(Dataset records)

_ _ _ _ _ _ _

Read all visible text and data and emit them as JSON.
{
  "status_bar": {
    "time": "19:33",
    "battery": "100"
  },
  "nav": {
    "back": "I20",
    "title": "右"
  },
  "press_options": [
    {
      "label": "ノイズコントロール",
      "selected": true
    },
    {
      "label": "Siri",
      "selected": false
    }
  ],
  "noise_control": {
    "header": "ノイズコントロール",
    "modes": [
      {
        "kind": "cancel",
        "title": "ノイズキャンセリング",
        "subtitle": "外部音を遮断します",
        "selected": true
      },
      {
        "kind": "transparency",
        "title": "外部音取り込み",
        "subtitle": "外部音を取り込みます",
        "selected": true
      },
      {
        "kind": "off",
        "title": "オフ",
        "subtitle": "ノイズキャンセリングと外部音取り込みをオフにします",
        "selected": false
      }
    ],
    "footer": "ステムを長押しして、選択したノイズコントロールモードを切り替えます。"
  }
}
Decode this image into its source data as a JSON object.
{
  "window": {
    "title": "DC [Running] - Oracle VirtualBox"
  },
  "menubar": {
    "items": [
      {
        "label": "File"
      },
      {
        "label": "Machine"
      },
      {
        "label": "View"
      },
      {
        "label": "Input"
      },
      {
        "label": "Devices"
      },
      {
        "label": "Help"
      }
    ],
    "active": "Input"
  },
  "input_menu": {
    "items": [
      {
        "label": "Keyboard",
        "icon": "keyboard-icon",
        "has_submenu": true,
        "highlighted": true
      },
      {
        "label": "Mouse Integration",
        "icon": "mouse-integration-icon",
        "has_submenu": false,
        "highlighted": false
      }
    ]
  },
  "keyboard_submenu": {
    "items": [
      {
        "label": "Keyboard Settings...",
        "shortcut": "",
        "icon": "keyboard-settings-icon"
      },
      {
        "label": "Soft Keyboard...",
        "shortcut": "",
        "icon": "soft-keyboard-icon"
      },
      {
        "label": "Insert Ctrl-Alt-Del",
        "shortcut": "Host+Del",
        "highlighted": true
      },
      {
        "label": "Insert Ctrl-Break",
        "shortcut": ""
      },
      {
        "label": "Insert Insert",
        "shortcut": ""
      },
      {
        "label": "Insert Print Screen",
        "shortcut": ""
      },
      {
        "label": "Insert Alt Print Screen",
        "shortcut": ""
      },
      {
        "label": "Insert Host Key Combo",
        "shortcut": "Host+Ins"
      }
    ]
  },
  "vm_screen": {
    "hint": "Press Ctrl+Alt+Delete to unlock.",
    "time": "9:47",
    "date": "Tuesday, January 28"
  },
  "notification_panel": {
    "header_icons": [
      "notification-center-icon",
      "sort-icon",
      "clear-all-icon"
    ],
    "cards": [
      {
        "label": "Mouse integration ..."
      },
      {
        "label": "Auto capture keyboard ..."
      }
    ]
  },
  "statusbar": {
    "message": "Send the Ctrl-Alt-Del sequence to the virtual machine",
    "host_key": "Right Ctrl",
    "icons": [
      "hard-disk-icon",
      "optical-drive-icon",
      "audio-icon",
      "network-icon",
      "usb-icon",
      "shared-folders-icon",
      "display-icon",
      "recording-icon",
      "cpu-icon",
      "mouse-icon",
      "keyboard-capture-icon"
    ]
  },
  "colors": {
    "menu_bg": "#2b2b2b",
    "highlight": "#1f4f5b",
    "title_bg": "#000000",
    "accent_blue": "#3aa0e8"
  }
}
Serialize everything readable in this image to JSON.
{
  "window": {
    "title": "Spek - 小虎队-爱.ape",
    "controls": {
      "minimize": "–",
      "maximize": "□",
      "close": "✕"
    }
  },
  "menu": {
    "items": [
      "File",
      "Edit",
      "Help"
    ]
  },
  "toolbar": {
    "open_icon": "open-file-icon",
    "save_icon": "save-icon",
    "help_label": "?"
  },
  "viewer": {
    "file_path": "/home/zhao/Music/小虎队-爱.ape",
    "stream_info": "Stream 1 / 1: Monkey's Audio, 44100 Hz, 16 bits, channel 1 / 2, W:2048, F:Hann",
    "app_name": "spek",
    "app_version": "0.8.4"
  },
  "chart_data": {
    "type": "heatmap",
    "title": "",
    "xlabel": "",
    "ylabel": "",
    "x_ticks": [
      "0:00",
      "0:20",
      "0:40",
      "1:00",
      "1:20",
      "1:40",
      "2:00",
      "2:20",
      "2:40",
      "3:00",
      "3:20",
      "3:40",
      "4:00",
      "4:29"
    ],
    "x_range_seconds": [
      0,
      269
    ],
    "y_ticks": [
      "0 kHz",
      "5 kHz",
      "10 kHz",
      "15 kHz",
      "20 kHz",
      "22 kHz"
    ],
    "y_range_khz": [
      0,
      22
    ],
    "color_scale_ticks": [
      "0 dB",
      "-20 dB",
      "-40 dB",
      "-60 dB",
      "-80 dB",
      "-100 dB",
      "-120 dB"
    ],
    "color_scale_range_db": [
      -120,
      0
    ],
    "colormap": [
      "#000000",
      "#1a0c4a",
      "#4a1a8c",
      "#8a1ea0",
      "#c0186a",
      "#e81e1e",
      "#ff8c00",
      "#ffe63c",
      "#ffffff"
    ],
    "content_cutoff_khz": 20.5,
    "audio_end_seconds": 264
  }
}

_ _ _ _ _ _ _

Give back all the records exactly as they stand.

**Finished answer:**
Read all visible text and data and emit them as JSON.
{
  "status_bar": {
    "time": "19:33",
    "battery": "100"
  },
  "nav": {
    "back": "I20",
    "title": "右"
  },
  "press_options": [
    {
      "label": "ノイズコントロール",
      "selected": true
    },
    {
      "label": "Siri",
      "selected": false
    }
  ],
  "noise_control": {
    "header": "ノイズコントロール",
    "modes": [
      {
        "kind": "cancel",
        "title": "ノイズキャンセリング",
        "subtitle": "外部音を遮断します",
        "selected": true
      },
      {
        "kind": "transparency",
        "title": "外部音取り込み",
        "subtitle": "外部音を取り込みます",
        "selected": true
      },
      {
        "kind": "off",
        "title": "オフ",
        "subtitle": "ノイズキャンセリングと外部音取り込みをオフにします",
        "selected": false
      }
    ],
    "footer": "ステムを長押しして、選択したノイズコントロールモードを切り替えます。"
  }
}
Decode this image into its source data as a JSON object.
{
  "window": {
    "title": "DC [Running] - Oracle VirtualBox"
  },
  "menubar": {
    "items": [
      {
        "label": "File"
      },
      {
        "label": "Machine"
      },
      {
        "label": "View"
      },
      {
        "label": "Input"
      },
      {
        "label": "Devices"
      },
      {
        "label": "Help"
      }
    ],
    "active": "Input"
  },
  "input_menu": {
    "items": [
      {
        "label": "Keyboard",
        "icon": "keyboard-icon",
        "has_submenu": true,
        "highlighted": true
      },
      {
        "label": "Mouse Integration",
        "icon": "mouse-integration-icon",
        "has_submenu": false,
        "highlighted": false
      }
    ]
  },
  "keyboard_submenu": {
    "items": [
      {
        "label": "Keyboard Settings...",
        "shortcut": "",
        "icon": "keyboard-settings-icon"
      },
      {
        "label": "Soft Keyboard...",
        "shortcut": "",
        "icon": "soft-keyboard-icon"
      },
      {
        "label": "Insert Ctrl-Alt-Del",
        "shortcut": "Host+Del",
        "highlighted": true
      },
      {
        "label": "Insert Ctrl-Break",
        "shortcut": ""
      },
      {
        "label": "Insert Insert",
        "shortcut": ""
      },
      {
        "label": "Insert Print Screen",
        "shortcut": ""
      },
      {
        "label": "Insert Alt Print Screen",
        "shortcut": ""
      },
      {
        "label": "Insert Host Key Combo",
        "shortcut": "Host+Ins"
      }
    ]
  },
  "vm_screen": {
    "hint": "Press Ctrl+Alt+Delete to unlock.",
    "time": "9:47",
    "date": "Tuesday, January 28"
  },
  "notification_panel": {
    "header_icons": [
      "notification-center-icon",
      "sort-icon",
      "clear-all-icon"
    ],
    "cards": [
      {
        "label": "Mouse integration ..."
      },
      {
        "label": "Auto capture keyboard ..."
      }
    ]
  },
  "statusbar": {
    "message": "Send the Ctrl-Alt-Del sequence to the virtual machine",
    "host_key": "Right Ctrl",
    "icons": [
      "hard-disk-icon",
      "optical-drive-icon",
      "audio-icon",
      "network-icon",
      "usb-icon",
      "shared-folders-icon",
      "display-icon",
      "recording-icon",
      "cpu-icon",
      "mouse-icon",
      "keyboard-capture-icon"
    ]
  },
  "colors": {
    "menu_bg": "#2b2b2b",
    "highlight": "#1f4f5b",
    "title_bg": "#000000",
    "accent_blue": "#3aa0e8"
  }
}
Serialize everything readable in this image to JSON.
{
  "window": {
    "title": "Spek - 小虎队-爱.ape",
    "controls": {
      "minimize": "–",
      "maximize": "□",
      "close": "✕"
    }
  },
  "menu": {
    "items": [
      "File",
      "Edit",
      "Help"
    ]
  },
  "toolbar": {
    "open_icon": "open-file-icon",
    "save_icon": "save-icon",
    "help_label": "?"
  },
  "viewer": {
    "file_path": "/home/zhao/Music/小虎队-爱.ape",
    "stream_info": "Stream 1 / 1: Monkey's Audio, 44100 Hz, 16 bits, channel 1 / 2, W:2048, F:Hann",
    "app_name": "spek",
    "app_version": "0.8.4"
  },
  "chart_data": {
    "type": "heatmap",
    "title": "",
    "xlabel": "",
    "ylabel": "",
    "x_ticks": [
      "0:00",
      "0:20",
      "0:40",
      "1:00",
      "1:20",
      "1:40",
      "2:00",
      "2:20",
      "2:40",
      "3:00",
      "3:20",
      "3:40",
      "4:00",
      "4:29"
    ],
    "x_range_seconds": [
      0,
      269
    ],
    "y_ticks": [
      "0 kHz",
      "5 kHz",
      "10 kHz",
      "15 kHz",
      "20 kHz",
      "22 kHz"
    ],
    "y_range_khz": [
      0,
      22
    ],
    "color_scale_ticks": [
      "0 dB",
      "-20 dB",
      "-40 dB",
      "-60 dB",
      "-80 dB",
      "-100 dB",
      "-120 dB"
    ],
    "color_scale_range_db": [
      -120,
      0
    ],
    "colormap": [
      "#000000",
      "#1a0c4a",
      "#4a1a8c",
      "#8a1ea0",
      "#c0186a",
      "#e81e1e",
      "#ff8c00",
      "#ffe63c",
      "#ffffff"
    ],
    "content_cutoff_khz": 20.5,
    "audio_end_seconds": 264
  }
}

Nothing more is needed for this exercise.